Task directions: From the entries that follow, pick out all lines holding "Федерации".

_ _ _ _ _ _ _

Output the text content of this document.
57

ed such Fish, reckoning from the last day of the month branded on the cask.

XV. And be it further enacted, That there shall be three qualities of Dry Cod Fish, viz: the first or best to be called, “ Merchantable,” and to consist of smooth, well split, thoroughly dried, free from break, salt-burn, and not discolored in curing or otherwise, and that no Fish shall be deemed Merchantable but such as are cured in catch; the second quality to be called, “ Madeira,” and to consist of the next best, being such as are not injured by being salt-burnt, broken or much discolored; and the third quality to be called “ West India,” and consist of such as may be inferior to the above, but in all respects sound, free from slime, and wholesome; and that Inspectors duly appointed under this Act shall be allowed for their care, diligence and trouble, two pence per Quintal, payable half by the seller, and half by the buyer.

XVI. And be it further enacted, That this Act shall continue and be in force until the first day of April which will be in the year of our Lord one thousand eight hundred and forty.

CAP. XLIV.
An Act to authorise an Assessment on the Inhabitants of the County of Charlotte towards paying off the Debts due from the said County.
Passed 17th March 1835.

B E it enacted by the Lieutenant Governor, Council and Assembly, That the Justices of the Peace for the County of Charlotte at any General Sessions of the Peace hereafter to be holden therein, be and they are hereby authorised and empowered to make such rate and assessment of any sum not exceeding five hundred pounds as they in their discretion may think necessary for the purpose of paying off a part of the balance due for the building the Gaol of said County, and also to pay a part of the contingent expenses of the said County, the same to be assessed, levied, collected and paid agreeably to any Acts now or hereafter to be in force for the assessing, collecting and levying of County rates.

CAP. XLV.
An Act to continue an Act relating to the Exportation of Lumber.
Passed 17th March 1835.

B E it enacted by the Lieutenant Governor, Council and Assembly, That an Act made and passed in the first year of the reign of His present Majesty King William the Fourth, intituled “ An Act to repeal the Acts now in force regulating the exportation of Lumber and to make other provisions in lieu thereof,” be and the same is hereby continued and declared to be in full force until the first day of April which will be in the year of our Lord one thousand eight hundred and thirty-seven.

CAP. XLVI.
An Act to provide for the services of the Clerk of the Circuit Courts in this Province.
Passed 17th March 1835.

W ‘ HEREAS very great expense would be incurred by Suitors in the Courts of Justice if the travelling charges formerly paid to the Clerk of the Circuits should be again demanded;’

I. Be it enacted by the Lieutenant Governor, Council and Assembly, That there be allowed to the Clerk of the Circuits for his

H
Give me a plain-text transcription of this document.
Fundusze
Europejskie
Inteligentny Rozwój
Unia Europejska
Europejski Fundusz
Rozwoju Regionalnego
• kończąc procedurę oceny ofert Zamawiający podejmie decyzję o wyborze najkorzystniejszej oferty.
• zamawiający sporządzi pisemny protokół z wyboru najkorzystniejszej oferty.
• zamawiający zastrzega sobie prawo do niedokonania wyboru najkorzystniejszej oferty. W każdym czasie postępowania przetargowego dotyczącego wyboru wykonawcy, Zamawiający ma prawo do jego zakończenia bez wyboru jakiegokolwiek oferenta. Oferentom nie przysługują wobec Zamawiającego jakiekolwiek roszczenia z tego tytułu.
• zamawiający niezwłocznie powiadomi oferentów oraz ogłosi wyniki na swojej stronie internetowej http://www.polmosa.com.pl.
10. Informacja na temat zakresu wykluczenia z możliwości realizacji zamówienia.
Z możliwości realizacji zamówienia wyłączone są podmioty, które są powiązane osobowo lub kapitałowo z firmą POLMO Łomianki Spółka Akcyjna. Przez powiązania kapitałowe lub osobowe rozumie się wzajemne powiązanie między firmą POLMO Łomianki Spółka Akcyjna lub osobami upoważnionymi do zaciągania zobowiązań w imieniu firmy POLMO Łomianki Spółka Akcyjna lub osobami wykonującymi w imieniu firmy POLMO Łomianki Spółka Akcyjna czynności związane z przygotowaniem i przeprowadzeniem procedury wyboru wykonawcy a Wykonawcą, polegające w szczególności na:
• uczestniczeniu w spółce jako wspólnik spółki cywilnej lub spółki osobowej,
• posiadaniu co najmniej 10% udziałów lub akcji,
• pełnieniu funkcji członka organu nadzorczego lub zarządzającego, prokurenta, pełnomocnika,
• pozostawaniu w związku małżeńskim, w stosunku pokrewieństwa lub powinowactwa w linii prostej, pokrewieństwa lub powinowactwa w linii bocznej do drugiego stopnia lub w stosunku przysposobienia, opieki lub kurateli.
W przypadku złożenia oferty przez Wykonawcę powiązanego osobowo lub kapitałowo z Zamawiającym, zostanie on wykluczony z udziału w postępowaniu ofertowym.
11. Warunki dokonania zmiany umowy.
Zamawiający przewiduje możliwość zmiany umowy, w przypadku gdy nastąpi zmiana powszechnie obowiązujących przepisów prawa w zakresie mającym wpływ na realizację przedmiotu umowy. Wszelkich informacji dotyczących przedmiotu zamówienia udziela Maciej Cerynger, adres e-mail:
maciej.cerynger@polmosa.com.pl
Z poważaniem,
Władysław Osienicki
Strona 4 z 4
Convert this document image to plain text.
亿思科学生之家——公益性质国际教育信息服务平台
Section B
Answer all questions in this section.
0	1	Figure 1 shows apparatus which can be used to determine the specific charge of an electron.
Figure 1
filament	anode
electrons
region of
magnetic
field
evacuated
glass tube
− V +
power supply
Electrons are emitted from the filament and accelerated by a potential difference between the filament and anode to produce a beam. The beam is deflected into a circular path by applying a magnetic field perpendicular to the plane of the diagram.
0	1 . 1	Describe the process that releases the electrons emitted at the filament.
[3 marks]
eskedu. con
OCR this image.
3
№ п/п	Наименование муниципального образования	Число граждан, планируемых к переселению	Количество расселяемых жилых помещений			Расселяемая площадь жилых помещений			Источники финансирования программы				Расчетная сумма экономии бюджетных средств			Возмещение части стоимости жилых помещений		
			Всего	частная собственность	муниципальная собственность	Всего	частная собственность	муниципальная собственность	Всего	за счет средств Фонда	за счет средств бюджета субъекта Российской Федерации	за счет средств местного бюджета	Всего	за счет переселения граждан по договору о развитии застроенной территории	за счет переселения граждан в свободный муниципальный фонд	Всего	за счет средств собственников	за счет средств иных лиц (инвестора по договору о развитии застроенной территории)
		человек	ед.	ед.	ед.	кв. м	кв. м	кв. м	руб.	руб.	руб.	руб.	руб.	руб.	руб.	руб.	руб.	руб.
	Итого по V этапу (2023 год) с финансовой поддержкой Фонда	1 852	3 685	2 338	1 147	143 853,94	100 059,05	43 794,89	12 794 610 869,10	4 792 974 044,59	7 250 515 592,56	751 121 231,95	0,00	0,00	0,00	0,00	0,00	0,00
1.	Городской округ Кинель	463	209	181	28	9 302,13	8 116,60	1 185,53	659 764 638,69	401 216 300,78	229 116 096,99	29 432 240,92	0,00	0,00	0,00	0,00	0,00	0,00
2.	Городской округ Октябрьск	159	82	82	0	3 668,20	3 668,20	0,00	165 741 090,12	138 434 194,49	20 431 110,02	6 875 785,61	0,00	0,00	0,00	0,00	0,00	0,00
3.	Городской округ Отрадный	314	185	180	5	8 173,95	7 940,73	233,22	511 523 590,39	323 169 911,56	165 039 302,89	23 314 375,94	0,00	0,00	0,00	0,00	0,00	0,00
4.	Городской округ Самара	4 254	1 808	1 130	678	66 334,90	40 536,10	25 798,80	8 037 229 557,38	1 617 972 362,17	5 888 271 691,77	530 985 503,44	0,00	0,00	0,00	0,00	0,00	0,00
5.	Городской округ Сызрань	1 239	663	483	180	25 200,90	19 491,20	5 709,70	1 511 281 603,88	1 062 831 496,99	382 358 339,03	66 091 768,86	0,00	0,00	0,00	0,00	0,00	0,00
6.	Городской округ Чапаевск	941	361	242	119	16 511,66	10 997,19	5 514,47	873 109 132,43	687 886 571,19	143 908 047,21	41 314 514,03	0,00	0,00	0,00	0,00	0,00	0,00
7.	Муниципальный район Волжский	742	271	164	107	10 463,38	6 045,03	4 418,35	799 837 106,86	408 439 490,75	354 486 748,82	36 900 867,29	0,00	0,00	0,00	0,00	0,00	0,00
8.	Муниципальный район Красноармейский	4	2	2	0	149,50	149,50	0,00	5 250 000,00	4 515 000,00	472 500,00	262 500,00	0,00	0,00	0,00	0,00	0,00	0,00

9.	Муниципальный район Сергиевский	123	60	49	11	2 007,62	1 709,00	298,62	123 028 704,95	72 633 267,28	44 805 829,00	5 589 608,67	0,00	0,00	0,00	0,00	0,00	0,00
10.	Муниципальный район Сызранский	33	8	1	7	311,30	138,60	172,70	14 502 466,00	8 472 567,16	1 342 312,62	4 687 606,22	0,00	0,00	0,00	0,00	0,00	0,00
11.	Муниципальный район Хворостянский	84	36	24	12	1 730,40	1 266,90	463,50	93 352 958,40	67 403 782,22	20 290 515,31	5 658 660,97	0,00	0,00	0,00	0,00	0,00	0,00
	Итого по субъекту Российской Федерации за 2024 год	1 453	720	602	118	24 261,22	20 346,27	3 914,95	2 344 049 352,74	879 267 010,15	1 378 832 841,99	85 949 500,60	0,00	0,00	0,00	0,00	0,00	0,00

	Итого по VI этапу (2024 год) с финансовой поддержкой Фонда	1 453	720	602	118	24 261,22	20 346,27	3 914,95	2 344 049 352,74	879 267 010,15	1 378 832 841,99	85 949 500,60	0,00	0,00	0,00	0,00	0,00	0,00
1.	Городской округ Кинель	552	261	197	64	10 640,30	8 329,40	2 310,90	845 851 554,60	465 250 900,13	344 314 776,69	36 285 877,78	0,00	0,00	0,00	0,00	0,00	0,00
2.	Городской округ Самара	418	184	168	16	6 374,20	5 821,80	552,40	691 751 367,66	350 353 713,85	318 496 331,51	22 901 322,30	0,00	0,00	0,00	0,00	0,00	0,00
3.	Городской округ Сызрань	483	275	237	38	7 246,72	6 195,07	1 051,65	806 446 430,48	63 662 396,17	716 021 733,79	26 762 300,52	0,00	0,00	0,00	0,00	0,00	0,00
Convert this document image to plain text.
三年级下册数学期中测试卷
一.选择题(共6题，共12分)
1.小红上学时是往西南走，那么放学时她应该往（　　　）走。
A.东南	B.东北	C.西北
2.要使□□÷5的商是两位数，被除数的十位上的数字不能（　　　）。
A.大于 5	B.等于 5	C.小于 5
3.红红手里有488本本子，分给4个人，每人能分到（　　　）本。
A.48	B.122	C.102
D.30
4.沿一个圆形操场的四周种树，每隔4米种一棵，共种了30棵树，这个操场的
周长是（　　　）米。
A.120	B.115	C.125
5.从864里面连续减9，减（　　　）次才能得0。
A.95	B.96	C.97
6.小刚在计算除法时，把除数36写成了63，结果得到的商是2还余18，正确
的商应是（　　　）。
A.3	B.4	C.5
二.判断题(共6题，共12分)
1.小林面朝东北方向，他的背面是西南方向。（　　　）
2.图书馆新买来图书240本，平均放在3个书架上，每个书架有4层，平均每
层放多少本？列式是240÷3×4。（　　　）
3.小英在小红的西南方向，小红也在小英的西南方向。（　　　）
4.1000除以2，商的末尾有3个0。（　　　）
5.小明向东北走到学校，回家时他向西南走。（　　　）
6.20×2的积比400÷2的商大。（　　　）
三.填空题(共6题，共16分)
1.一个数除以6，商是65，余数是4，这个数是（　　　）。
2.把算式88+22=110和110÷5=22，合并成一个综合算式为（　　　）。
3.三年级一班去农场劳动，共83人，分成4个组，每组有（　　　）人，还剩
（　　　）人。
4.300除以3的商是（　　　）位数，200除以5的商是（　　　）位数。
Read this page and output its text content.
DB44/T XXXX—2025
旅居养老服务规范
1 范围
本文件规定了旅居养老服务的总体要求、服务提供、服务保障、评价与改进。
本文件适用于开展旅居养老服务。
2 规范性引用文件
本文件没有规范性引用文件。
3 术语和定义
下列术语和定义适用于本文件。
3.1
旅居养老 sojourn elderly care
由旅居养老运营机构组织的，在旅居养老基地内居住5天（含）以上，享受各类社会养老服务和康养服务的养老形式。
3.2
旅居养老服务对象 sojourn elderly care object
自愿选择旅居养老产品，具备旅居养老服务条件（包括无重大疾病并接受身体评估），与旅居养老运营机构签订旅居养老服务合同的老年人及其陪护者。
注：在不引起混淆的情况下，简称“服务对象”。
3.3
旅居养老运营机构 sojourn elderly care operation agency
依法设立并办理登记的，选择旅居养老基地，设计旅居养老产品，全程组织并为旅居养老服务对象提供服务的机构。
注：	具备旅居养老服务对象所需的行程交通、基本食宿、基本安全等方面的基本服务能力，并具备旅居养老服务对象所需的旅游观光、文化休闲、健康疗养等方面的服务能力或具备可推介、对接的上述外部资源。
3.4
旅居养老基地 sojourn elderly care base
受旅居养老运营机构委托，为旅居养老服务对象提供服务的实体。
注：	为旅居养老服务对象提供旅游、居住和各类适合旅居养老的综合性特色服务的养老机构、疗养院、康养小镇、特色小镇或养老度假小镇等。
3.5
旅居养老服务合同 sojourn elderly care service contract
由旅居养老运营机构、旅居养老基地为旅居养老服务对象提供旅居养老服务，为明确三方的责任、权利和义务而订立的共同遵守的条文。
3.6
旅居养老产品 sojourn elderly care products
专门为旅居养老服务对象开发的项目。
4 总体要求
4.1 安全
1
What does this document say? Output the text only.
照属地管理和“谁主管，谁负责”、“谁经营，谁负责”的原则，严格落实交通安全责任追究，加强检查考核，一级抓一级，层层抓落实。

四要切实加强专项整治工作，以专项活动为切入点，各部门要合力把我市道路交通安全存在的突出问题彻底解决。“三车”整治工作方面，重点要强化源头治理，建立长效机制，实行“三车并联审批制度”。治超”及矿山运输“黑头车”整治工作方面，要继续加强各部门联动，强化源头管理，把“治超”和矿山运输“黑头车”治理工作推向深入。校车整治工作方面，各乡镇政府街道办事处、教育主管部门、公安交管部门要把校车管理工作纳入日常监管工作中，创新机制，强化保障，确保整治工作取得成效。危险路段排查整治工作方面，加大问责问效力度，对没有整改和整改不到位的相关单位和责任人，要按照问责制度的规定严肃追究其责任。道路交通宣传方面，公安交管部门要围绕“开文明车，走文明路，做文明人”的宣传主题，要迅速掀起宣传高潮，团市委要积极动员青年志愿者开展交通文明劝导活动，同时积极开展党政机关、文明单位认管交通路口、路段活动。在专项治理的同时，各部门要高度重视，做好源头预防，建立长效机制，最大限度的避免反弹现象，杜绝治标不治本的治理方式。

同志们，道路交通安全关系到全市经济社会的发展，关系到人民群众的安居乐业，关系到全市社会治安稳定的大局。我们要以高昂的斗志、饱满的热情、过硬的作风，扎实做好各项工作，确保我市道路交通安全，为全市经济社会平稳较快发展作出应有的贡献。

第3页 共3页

_ _ _ _ _ _ _

Exercise solution:
			Всего	частная собственность	муниципальная собственность	Всего	частная собственность	муниципальная собственность	Всего	за счет средств Фонда	за счет средств бюджета субъекта Российской Федерации	за счет средств местного бюджета	Всего	за счет переселения граждан по договору о развитии застроенной территории	за счет переселения граждан в свободный муниципальный фонд	Всего	за счет средств собственников	за счет средств иных лиц (инвестора по договору о развитии застроенной территории)
	Итого по субъекту Российской Федерации за 2024 год	1 453	720	602	118	24 261,22	20 346,27	3 914,95	2 344 049 352,74	879 267 010,15	1 378 832 841,99	85 949 500,60	0,00	0,00	0,00	0,00	0,00	0,00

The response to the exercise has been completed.